Excerpted text >>
====
Re: SUDP - encrypting UDP traffic

Post by klondike » 23 Mar 2011, 18:38

cologic wrote: [*]Use HMAC, not a raw hash function. See Wikipedia's HMAC design principles section's references for why - basically there are some trivial prefix/suffix attacks that don't depend on breaking the underlying hash function. There's a Google Tech Talk on this issue too - see 22:54 in Crypto Strikes Back.
[*]You seem to be looking for authenticated encryption, a reasonable goal. However, there are (see Wikipedia article) several authenticated encryption modes which avoid the insecurities in both MAC-then-encrypt and encrypt-then-MAC modes (you use the former) as documented by Authenticated encryption: Relations among notions and analysis of the generic composition paradigm (see table 2) and The order of encryption and authentication for protecting communications (or: How secure is SSL?) (which does admit that MAC-then-encrypt, though generally insecure, actually works in your specific case of using CBC).
Thanks for the clue, effectively the first goal was confidentiality (to attain ofuscation) and the second one authentication.
====
Information provided >>
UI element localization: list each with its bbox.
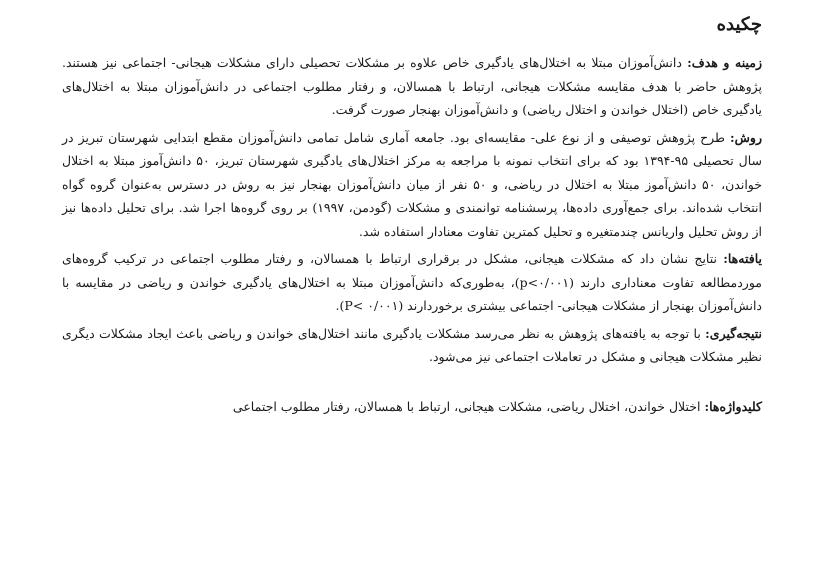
====
Work required >> Pick up the forum reply on encrypting UDP traffic after its last sentence and continue writing it.

Exercise result >>
After some analysis SIV seems the best candidate to provide authenticated encryption, as it also provides some resistance in case nonces repeat (which can happen as the number of peers increases, see http://en.wikipedia.org/wiki/Birthday_problem).

Here the authenticated data will be the IV and key identifier, the encrypted message will be the U message and the Key will be the preshared key. The hash is removed and the rest of assumptions (CBC and a random IV being used to encrypt the Key ID) will stay.
cologic wrote: [*]It's important to get the IV from a cryptographically secure RNG such as BN_rand().
Agreed, I will state that on the rewrite of the propossal.
cologic wrote: [*]NIST's Recommendation for Block Cipher Modes, appendix A (and the various other sources I could find), suggests that 0-padding is fine. For some specific crypto protocols it's very important to avoid (zero-padding, or more generally deterministic padding, was important in the recent PS3 break for example).
0 padding shouldn't be a problem as the receiver just can drop the padding bytes and check for the key. Anyway, usage of the full key identifier field length is encouraged unless there is a good reason not to do so.
cologic wrote: [*]PKCS#5 seem fine.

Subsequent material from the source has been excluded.